* Teks Bacaan:
::::::::::

21 April 2010

» Home » Lampung Post » Kompleksitas Kekuasaan

Kompleksitas Kekuasaan

Diskursus politik belakangan terasa aneh. Keanehan terbaca dari alur wacana yang tidak lurus. Bagaimana tidak, hasil paripurna DPR RI mengenai hasil kerja Pansus Angket Century yang dimenangi 325 dari total 540 anggota yang hadir, yang artinya kebijakan penalangan Rp6,7 triliun ke Bank Century pada 2008 adalah kebijakan yang salah, tidak disusul dengan eksekusi politik dan hukum. Eksekusi politik yang diharapkan adalah parlemen segera mengadakan rapat untuk mengeksekusi hak menyatakan pendapat yang bisa dijadikan dasar bagi Mahkamah Konstitusi untuk menindaklanjuti isu pemakzulan politik. Selanjutnya, eksekusi hukum yang ideal adalah Komisi Pemberantasan Korupsi (KPK) melakukan penyidikan untuk menemukan pihak-pihak yang harus bertanggung jawab secara pidana.

::::::::::

* Bagian Latihan:
a: Salinlah dengan tepat bagian teks bacaan yang dimulai dengan "Diskursus politik belakangan" dan berlanjut hingga "jawab secara pidana.".
b: Jawablah pertanyaan berikut berdasarkan teks bacaan.
(i) Berapa jumlah anggota yang memenangi hasil paripurna DPR RI, dan berapa total anggota yang hadir?
(ii) Berapa besar dana penalangan ke Bank Century, dan pada tahun berapa kebijakan itu diambil?
(iii) Lembaga apa yang diharapkan melakukan penyidikan sebagai eksekusi hukum yang ideal?

::::::::::

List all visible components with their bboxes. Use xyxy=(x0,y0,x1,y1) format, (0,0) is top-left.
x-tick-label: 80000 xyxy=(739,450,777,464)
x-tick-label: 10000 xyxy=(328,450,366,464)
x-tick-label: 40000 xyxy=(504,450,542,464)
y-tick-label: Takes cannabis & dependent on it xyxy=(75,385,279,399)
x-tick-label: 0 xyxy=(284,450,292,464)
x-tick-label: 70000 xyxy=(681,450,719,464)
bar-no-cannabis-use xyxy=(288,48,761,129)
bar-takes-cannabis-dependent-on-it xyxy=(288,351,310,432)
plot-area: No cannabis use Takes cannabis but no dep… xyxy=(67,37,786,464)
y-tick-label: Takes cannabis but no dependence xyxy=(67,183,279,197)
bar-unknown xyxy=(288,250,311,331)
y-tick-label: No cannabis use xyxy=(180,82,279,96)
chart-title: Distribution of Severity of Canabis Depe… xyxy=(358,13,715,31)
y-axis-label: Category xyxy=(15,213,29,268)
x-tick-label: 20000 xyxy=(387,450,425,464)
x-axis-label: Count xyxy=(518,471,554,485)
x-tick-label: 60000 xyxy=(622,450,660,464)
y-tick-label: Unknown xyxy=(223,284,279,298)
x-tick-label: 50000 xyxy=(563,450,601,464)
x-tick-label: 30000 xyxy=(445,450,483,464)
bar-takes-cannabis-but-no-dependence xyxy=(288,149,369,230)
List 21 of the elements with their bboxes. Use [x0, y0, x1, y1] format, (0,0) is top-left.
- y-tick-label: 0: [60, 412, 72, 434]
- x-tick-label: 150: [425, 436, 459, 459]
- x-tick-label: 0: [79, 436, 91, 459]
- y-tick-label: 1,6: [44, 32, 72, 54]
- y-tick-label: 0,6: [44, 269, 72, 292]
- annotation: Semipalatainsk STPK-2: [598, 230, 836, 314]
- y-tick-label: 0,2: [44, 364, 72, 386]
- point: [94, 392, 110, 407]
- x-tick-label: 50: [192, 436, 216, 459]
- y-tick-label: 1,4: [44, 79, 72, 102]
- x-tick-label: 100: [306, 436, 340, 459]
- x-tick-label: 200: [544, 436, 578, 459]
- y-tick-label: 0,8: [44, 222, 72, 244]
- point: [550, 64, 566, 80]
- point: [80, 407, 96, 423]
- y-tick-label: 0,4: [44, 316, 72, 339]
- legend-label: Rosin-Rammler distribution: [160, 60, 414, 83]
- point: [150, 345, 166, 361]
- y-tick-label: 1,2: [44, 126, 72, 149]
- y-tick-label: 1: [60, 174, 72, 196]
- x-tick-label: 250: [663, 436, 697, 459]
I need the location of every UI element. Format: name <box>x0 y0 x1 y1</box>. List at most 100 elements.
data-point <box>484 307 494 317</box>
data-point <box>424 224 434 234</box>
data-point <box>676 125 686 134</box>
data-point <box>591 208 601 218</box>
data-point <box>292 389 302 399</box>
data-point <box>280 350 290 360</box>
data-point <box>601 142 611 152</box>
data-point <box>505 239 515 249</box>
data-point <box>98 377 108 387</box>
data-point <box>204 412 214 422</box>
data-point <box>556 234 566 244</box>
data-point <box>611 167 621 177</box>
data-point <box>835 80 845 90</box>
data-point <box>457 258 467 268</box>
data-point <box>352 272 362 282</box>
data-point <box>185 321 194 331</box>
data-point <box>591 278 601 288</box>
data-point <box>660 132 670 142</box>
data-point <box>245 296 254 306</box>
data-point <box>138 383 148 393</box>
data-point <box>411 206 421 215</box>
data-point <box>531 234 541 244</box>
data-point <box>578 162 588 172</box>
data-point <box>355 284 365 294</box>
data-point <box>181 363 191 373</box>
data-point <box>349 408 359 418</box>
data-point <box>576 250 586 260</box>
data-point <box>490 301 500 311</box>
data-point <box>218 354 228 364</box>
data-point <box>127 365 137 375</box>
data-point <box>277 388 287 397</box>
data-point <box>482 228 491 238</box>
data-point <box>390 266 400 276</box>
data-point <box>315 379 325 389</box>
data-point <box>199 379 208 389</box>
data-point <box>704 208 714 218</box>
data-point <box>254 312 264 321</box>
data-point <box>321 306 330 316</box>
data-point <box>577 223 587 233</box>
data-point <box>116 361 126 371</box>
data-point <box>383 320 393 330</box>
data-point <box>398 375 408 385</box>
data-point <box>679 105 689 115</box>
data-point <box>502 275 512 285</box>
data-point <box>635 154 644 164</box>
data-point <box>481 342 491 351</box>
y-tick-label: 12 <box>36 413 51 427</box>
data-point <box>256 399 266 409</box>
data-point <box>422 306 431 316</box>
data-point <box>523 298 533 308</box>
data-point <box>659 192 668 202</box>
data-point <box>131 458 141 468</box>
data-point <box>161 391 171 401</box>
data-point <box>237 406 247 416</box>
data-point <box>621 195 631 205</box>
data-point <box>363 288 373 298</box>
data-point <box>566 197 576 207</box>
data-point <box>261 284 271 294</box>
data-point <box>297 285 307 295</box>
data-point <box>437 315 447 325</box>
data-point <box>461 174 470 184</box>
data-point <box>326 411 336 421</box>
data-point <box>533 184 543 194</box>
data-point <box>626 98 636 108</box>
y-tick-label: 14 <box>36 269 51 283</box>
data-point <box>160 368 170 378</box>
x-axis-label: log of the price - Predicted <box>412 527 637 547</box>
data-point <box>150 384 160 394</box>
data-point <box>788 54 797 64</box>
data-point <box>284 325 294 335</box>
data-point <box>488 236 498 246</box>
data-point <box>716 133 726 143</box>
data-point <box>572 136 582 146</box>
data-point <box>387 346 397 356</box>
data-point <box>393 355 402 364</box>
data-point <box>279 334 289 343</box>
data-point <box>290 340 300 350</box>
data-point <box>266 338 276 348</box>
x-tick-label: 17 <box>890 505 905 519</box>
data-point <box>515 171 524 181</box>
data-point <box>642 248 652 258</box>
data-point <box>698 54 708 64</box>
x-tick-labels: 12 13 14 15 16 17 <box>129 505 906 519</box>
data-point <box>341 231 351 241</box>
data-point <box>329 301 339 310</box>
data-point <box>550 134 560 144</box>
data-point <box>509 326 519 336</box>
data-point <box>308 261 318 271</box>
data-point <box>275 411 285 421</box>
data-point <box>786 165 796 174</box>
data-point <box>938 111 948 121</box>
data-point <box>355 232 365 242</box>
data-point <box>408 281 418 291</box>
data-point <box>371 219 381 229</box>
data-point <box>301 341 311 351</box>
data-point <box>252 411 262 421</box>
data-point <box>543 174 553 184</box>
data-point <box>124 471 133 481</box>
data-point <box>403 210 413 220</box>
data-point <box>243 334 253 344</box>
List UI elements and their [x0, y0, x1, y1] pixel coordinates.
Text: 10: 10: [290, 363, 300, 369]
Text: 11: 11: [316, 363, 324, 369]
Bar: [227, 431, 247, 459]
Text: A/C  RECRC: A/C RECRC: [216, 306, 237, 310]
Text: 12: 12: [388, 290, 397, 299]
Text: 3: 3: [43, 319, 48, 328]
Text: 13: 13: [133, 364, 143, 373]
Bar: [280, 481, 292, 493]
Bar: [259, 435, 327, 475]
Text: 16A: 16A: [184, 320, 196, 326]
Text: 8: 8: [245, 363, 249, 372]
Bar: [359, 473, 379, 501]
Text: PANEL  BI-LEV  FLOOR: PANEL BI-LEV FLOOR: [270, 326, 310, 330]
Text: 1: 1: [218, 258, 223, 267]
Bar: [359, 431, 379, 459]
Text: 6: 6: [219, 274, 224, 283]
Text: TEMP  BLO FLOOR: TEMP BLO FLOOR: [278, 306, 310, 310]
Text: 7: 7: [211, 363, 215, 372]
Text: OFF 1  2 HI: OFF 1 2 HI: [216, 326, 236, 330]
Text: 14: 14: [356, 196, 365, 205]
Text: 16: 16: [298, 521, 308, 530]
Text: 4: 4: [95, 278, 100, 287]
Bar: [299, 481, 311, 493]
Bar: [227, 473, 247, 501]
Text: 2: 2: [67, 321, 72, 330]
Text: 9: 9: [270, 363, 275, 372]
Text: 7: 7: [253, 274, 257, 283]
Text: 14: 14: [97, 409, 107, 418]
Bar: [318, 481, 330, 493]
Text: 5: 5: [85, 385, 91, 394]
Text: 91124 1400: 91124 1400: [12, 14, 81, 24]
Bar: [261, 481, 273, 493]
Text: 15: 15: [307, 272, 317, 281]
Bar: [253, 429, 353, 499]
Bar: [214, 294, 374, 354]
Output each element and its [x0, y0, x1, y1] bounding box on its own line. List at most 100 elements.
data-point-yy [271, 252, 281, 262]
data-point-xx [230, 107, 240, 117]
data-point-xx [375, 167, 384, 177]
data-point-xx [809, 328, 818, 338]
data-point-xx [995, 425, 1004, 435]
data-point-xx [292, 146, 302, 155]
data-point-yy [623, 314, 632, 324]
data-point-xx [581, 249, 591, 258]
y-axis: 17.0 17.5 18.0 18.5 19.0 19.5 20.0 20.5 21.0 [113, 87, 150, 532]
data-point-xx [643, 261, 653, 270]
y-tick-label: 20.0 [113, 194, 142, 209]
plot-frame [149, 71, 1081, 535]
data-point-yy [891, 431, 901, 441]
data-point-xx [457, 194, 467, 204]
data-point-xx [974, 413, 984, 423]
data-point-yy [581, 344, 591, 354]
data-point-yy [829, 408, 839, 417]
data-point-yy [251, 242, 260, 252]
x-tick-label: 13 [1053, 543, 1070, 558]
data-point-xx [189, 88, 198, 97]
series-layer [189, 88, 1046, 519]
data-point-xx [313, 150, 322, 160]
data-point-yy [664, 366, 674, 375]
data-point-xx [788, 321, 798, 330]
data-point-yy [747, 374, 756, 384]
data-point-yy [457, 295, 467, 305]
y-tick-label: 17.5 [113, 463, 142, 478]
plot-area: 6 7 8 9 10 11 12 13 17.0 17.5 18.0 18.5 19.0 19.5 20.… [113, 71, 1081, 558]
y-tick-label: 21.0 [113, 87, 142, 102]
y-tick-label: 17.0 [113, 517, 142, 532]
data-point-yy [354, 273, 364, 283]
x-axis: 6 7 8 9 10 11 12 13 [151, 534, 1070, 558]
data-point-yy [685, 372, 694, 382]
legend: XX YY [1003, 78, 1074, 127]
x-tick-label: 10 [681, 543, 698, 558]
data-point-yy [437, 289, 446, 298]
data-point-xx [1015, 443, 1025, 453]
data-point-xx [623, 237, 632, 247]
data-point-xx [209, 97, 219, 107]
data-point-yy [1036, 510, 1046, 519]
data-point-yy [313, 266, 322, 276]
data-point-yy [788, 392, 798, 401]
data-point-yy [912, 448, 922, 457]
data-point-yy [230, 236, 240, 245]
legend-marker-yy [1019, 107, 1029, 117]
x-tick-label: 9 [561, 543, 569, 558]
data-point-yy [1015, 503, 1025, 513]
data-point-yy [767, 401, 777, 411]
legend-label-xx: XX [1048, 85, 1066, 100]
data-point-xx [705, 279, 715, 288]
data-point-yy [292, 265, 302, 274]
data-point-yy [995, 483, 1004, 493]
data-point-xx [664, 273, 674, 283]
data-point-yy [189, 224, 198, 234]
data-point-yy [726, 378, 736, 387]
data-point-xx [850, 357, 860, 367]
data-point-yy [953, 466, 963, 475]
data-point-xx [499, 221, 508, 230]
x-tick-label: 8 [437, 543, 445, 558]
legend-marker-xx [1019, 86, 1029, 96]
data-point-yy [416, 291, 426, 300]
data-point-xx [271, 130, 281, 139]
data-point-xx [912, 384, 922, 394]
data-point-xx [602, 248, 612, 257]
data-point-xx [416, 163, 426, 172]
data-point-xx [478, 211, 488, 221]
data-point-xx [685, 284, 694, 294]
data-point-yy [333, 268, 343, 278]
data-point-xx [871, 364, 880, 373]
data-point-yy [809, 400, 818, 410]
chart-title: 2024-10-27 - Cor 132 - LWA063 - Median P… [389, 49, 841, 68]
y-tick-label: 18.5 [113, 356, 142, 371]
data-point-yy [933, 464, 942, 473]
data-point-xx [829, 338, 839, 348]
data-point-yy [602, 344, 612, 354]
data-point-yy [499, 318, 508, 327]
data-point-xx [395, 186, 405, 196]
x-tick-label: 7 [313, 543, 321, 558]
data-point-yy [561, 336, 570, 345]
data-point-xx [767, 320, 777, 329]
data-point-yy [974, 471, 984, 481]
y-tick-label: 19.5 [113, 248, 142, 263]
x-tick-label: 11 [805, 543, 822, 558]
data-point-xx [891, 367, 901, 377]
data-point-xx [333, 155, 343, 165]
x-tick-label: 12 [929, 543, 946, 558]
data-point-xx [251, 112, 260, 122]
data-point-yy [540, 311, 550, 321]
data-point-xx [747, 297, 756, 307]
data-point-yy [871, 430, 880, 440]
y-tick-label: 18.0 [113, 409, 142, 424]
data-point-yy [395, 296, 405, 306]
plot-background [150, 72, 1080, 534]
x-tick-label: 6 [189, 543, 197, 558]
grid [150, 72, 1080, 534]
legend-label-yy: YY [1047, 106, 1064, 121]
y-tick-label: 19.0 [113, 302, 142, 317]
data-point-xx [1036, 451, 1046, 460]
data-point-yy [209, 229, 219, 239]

::::::::::

* Hasil yang Diharapkan:
a:
Diskursus politik belakangan terasa aneh. Keanehan terbaca dari alur wacana yang tidak lurus. Bagaimana tidak, hasil paripurna DPR RI mengenai hasil kerja Pansus Angket Century yang dimenangi 325 dari total 540 anggota yang hadir, yang artinya kebijakan penalangan Rp6,7 triliun ke Bank Century pada 2008 adalah kebijakan yang salah, tidak disusul dengan eksekusi politik dan hukum. Eksekusi politik yang diharapkan adalah parlemen segera mengadakan rapat untuk mengeksekusi hak menyatakan pendapat yang bisa dijadikan dasar bagi Mahkamah Konstitusi untuk menindaklanjuti isu pemakzulan politik. Selanjutnya, eksekusi hukum yang ideal adalah Komisi Pemberantasan Korupsi (KPK) melakukan penyidikan untuk menemukan pihak-pihak yang harus bertanggung jawab secara pidana.

b:
(i) 325 anggota dari total 540 anggota yang hadir.
(ii) Rp6,7 triliun, pada 2008.
(iii) Komisi Pemberantasan Korupsi (KPK).